* begin RECORDS FOR THIS TASK *

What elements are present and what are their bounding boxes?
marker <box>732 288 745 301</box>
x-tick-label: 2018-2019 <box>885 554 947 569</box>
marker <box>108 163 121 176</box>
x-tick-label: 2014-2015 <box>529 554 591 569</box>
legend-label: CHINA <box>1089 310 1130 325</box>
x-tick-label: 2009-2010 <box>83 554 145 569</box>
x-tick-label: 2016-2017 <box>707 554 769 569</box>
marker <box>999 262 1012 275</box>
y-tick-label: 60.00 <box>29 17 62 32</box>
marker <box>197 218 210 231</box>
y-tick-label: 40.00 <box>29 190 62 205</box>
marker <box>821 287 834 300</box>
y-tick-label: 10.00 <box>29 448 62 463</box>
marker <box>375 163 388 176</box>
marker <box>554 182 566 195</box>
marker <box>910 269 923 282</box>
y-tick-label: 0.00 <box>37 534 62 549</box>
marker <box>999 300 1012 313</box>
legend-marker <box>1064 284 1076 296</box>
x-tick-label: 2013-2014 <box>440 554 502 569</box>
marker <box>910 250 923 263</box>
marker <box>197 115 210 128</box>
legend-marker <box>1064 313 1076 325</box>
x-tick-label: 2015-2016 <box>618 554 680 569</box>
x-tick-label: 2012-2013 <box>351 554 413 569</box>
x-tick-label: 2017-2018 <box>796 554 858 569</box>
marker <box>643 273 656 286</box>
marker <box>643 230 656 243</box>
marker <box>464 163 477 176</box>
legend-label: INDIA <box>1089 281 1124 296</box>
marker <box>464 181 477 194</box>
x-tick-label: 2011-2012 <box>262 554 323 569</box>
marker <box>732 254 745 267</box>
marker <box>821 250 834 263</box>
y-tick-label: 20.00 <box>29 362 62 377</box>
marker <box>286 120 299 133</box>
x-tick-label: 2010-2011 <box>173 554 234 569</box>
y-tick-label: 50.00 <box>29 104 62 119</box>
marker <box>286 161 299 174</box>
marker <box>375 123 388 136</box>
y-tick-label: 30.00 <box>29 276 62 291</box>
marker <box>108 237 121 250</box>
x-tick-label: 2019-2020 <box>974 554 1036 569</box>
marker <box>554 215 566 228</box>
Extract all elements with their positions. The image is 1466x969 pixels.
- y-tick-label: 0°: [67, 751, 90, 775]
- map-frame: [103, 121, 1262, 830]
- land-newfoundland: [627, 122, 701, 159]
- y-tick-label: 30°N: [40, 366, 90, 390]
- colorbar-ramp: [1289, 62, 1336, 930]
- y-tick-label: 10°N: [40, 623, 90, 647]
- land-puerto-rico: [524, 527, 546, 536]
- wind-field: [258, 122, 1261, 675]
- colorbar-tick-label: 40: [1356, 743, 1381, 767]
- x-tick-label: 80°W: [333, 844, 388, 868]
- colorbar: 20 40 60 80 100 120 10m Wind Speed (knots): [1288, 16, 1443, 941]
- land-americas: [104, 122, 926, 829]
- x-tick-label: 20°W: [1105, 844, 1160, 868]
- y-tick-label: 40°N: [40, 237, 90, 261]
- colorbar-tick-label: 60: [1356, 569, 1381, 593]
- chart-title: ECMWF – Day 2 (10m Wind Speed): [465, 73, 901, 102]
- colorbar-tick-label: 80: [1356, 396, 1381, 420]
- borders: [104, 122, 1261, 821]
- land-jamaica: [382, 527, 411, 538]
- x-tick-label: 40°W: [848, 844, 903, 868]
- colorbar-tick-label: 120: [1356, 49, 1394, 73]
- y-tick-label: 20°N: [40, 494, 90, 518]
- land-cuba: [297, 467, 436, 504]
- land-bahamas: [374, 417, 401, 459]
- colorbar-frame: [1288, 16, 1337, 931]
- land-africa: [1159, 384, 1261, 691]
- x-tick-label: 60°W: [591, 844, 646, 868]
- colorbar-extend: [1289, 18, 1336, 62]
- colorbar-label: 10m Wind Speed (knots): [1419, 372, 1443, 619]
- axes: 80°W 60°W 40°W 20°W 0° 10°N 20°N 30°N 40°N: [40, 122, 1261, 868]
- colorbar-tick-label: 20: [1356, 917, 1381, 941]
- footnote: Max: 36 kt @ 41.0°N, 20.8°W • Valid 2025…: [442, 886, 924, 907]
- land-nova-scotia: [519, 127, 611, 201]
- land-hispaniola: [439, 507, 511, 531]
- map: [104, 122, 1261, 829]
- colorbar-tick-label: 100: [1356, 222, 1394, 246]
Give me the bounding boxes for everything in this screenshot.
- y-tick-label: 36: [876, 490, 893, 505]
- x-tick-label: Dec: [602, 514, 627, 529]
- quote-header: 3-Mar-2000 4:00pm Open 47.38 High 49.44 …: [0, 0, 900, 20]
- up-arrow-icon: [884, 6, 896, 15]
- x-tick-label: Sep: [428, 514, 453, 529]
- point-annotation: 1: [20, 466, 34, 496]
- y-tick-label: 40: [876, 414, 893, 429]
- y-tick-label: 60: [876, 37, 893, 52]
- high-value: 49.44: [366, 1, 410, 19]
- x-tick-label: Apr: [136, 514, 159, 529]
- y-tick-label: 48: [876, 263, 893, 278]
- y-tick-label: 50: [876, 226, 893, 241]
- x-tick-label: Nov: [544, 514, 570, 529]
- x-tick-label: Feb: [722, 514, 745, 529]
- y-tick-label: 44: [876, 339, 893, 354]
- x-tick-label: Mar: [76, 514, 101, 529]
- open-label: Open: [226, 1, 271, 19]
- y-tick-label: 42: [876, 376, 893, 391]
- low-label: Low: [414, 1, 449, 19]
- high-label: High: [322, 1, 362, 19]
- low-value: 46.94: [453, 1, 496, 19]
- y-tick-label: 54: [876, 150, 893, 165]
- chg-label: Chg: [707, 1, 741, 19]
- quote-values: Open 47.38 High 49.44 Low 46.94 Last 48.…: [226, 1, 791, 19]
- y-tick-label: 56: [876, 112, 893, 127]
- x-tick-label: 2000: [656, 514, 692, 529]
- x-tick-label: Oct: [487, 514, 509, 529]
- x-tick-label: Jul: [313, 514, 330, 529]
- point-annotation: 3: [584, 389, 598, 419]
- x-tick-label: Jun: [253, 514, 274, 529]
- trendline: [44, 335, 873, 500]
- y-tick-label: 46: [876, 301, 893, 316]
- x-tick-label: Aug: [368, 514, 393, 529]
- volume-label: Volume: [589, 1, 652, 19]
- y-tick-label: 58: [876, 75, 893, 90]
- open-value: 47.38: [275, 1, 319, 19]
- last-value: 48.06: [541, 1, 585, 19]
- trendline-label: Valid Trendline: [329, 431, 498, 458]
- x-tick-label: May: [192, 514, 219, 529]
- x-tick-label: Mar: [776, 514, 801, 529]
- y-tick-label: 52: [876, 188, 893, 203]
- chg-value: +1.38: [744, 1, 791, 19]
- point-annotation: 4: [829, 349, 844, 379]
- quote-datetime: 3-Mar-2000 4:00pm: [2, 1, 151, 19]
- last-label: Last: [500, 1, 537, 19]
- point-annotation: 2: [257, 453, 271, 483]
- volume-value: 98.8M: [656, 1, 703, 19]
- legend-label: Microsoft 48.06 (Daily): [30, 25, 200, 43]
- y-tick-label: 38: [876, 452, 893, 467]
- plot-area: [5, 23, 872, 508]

* end RECORDS FOR THIS TASK *

# TASK REQUIREMENTS
Rewrite the dataset entries as a numbered list, starting at the first line of the records and ending with the line that contains "marker <box>554 182 566 195</box>", both included. Leave out any blank lines.

# EXERCISE RESPONSE
1. What elements are present and what are their bounding boxes?
2. marker <box>732 288 745 301</box>
3. x-tick-label: 2018-2019 <box>885 554 947 569</box>
4. marker <box>108 163 121 176</box>
5. x-tick-label: 2014-2015 <box>529 554 591 569</box>
6. legend-label: CHINA <box>1089 310 1130 325</box>
7. x-tick-label: 2009-2010 <box>83 554 145 569</box>
8. x-tick-label: 2016-2017 <box>707 554 769 569</box>
9. marker <box>999 262 1012 275</box>
10. y-tick-label: 60.00 <box>29 17 62 32</box>
11. marker <box>197 218 210 231</box>
12. y-tick-label: 40.00 <box>29 190 62 205</box>
13. marker <box>821 287 834 300</box>
14. y-tick-label: 10.00 <box>29 448 62 463</box>
15. marker <box>375 163 388 176</box>
16. marker <box>554 182 566 195</box>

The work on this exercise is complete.